■ AUFGABENSTELLUNG
Geben Sie den nachstehenden Text über die Ducati Streetfighter V2 vollständig und wortgetreu wieder.

■ VORLIEGENDER TEXTAUSZUG
__________________________________________________

Die Streetfighter V2 gab ihr Debüt auf der Rennstrecke von Monteblanco und einer beschwingten Landstraßenrunde. Damit wollte Ducati demonstrieren, welch weiten Bereich das neue Modell abdecken kann, und das ist vollauf gelungen.
Die Streetfighter V2 gab ihr Debüt auf der Rennstrecke von Monteblanco und einer beschwingten Landstraßenrunde. Damit wollte Ducati demonstrieren, welch weiten Bereich das neue Modell abdecken kann, und das ist vollauf gelungen.
Die Rennstreckentalente hat die Ducati Streetfighter V2 schon mit der Grundkonstruktion von der supersportlichen Panigale V2 übernommen: den 955er-Superquadro-V2 und das Monocoque, das ihn als tragendes Fahrwerksteil integriert und seinerseits nicht nur als Lenkkopfträger, sondern auch als Airbox dient. Auch Gabel, Räder, Bremsen und die Komponenten des Elektronikpakets kennt man aus der "kleinen" Panigale.

__________________________________________________

Teil einer Datendatei
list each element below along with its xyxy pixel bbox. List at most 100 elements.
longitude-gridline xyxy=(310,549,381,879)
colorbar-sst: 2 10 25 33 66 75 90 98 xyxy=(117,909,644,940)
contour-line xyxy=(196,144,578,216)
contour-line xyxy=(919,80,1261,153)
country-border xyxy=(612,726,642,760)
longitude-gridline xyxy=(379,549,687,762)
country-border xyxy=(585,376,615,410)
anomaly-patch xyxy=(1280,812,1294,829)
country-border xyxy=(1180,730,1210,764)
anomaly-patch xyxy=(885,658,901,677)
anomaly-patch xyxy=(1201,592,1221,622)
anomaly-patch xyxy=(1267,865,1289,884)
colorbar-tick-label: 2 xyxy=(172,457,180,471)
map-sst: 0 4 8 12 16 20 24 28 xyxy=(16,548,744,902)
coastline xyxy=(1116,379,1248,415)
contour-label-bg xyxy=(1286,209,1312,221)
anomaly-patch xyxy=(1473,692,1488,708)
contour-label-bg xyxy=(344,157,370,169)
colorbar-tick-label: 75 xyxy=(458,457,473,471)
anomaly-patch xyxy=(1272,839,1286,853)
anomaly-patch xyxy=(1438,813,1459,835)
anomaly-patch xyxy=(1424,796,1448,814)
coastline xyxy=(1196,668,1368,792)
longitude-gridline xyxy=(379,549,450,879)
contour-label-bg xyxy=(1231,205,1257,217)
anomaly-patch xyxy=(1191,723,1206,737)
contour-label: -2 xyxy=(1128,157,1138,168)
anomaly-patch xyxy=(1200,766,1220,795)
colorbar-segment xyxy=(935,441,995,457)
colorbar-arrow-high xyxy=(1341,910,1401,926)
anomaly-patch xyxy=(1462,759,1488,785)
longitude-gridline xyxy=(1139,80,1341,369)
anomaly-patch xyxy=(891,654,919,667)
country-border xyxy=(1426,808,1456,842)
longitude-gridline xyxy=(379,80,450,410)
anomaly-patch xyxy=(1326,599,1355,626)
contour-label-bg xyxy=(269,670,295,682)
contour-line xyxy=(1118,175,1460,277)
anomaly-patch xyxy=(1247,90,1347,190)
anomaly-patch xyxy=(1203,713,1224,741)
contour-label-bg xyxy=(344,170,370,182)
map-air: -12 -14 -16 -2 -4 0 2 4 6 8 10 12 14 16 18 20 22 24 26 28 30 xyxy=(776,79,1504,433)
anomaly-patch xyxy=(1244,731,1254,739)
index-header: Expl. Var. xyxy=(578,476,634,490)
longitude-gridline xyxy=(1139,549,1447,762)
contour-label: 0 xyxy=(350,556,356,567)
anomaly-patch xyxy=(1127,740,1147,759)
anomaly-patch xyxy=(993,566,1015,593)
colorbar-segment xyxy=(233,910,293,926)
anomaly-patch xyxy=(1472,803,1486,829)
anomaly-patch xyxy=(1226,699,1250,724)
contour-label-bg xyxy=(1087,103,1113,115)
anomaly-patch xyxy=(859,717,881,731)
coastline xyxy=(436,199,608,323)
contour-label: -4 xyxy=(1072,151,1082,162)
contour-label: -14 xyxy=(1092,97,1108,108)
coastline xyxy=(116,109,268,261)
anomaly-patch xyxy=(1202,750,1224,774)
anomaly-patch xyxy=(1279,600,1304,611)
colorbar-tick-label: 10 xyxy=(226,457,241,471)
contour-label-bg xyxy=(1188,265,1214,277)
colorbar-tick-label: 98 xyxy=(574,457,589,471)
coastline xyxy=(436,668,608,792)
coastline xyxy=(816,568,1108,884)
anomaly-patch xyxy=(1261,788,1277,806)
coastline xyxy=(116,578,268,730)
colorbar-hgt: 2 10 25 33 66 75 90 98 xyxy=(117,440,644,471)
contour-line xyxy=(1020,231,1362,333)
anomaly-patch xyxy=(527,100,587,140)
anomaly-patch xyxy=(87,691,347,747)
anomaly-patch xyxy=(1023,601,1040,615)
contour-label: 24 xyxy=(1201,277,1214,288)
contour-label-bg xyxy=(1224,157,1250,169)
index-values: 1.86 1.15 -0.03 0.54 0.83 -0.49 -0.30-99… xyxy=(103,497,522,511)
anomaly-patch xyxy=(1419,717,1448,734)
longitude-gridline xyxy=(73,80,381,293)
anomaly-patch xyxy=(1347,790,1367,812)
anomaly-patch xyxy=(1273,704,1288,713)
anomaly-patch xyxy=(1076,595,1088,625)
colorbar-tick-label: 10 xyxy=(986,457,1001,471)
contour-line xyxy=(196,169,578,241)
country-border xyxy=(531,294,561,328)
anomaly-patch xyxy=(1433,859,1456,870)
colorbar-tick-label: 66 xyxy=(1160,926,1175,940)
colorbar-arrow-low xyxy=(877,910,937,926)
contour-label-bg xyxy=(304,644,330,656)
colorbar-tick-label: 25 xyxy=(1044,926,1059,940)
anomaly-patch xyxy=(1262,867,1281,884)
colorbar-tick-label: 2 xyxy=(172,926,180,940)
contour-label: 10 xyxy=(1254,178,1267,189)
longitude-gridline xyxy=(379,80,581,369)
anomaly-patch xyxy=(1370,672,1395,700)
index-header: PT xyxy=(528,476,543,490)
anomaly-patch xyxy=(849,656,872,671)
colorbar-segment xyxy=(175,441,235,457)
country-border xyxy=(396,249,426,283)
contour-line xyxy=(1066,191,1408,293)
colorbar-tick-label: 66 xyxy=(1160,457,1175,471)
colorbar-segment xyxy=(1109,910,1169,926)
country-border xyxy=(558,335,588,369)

__________________________________________________

■ LÖSUNG
Die Streetfighter V2 gab ihr Debüt auf der Rennstrecke von Monteblanco und einer beschwingten Landstraßenrunde. Damit wollte Ducati demonstrieren, welch weiten Bereich das neue Modell abdecken kann, und das ist vollauf gelungen.
Die Streetfighter V2 gab ihr Debüt auf der Rennstrecke von Monteblanco und einer beschwingten Landstraßenrunde. Damit wollte Ducati demonstrieren, welch weiten Bereich das neue Modell abdecken kann, und das ist vollauf gelungen.
Die Rennstreckentalente hat die Ducati Streetfighter V2 schon mit der Grundkonstruktion von der supersportlichen Panigale V2 übernommen: den 955er-Superquadro-V2 und das Monocoque, das ihn als tragendes Fahrwerksteil integriert und seinerseits nicht nur als Lenkkopfträger, sondern auch als Airbox dient. Auch Gabel, Räder, Bremsen und die Komponenten des Elektronikpakets kennt man aus der "kleinen" Panigale.